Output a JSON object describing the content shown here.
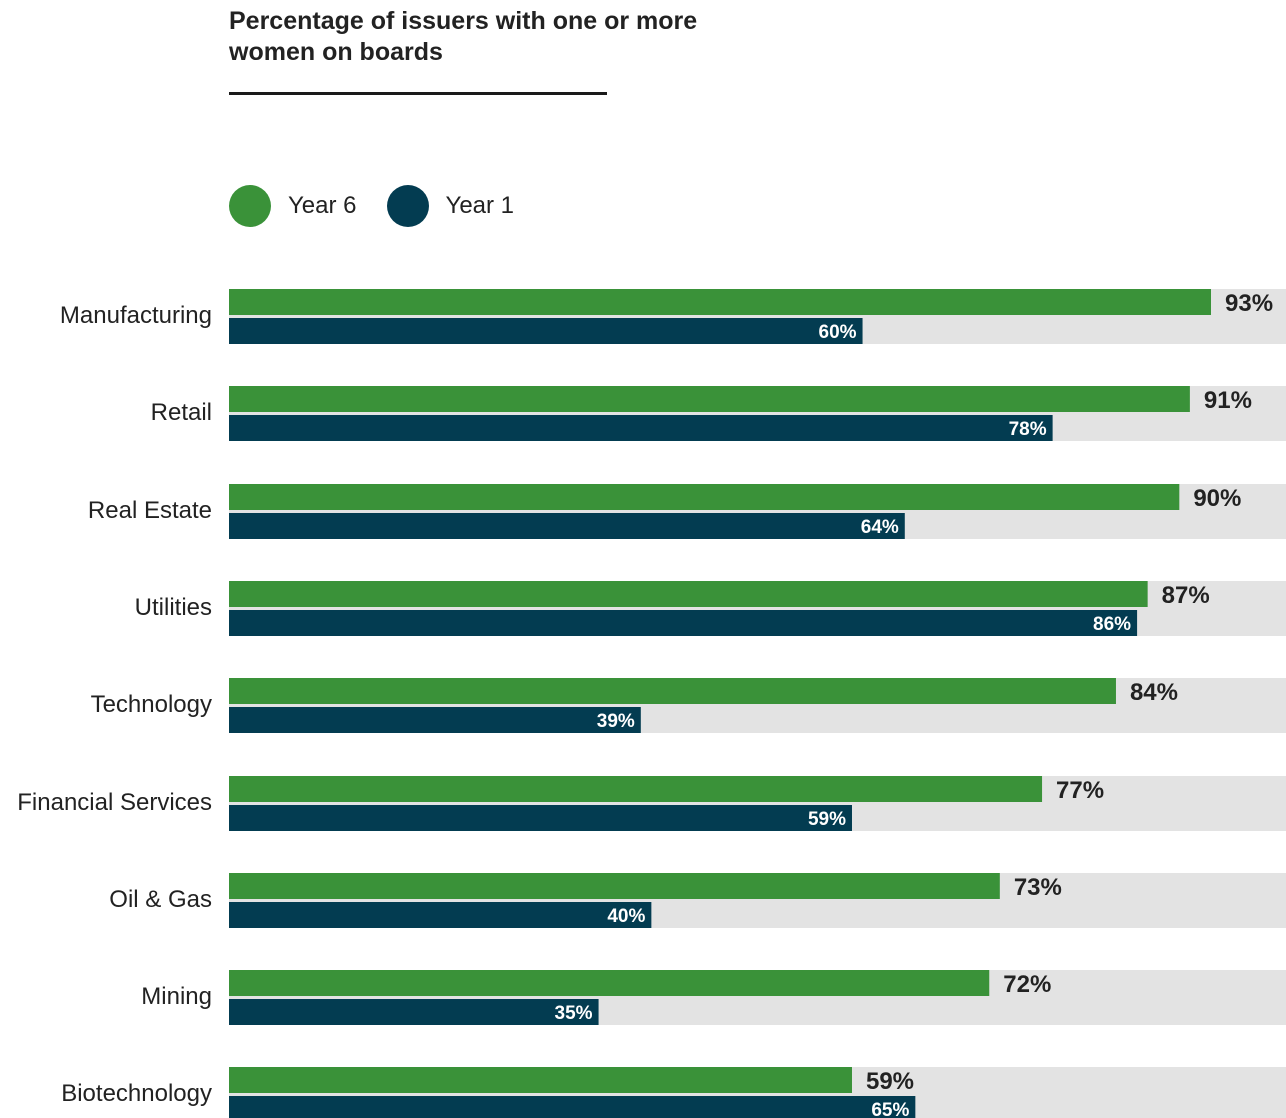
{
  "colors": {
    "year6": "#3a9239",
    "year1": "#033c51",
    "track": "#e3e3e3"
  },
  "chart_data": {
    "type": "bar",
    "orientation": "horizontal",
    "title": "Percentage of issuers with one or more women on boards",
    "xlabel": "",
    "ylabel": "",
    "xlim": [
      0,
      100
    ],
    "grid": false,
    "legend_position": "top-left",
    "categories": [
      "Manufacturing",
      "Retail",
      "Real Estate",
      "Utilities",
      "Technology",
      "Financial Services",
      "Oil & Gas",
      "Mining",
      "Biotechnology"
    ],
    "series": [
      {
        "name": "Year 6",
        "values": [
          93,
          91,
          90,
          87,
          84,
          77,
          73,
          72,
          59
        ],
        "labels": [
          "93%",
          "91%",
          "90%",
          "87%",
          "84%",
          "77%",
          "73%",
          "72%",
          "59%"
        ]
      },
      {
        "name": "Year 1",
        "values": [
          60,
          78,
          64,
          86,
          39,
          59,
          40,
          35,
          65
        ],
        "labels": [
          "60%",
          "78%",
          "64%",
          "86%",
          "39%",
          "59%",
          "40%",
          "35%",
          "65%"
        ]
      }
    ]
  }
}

★ ★ ★ ★ ★

Take the data above and repeat it exactly, leaving each picture out.

**RESPONSE FOR THIS EXERCISE:**
Output a JSON object describing the content shown here.
{
  "colors": {
    "year6": "#3a9239",
    "year1": "#033c51",
    "track": "#e3e3e3"
  },
  "chart_data": {
    "type": "bar",
    "orientation": "horizontal",
    "title": "Percentage of issuers with one or more women on boards",
    "xlabel": "",
    "ylabel": "",
    "xlim": [
      0,
      100
    ],
    "grid": false,
    "legend_position": "top-left",
    "categories": [
      "Manufacturing",
      "Retail",
      "Real Estate",
      "Utilities",
      "Technology",
      "Financial Services",
      "Oil & Gas",
      "Mining",
      "Biotechnology"
    ],
    "series": [
      {
        "name": "Year 6",
        "values": [
          93,
          91,
          90,
          87,
          84,
          77,
          73,
          72,
          59
        ],
        "labels": [
          "93%",
          "91%",
          "90%",
          "87%",
          "84%",
          "77%",
          "73%",
          "72%",
          "59%"
        ]
      },
      {
        "name": "Year 1",
        "values": [
          60,
          78,
          64,
          86,
          39,
          59,
          40,
          35,
          65
        ],
        "labels": [
          "60%",
          "78%",
          "64%",
          "86%",
          "39%",
          "59%",
          "40%",
          "35%",
          "65%"
        ]
      }
    ]
  }
}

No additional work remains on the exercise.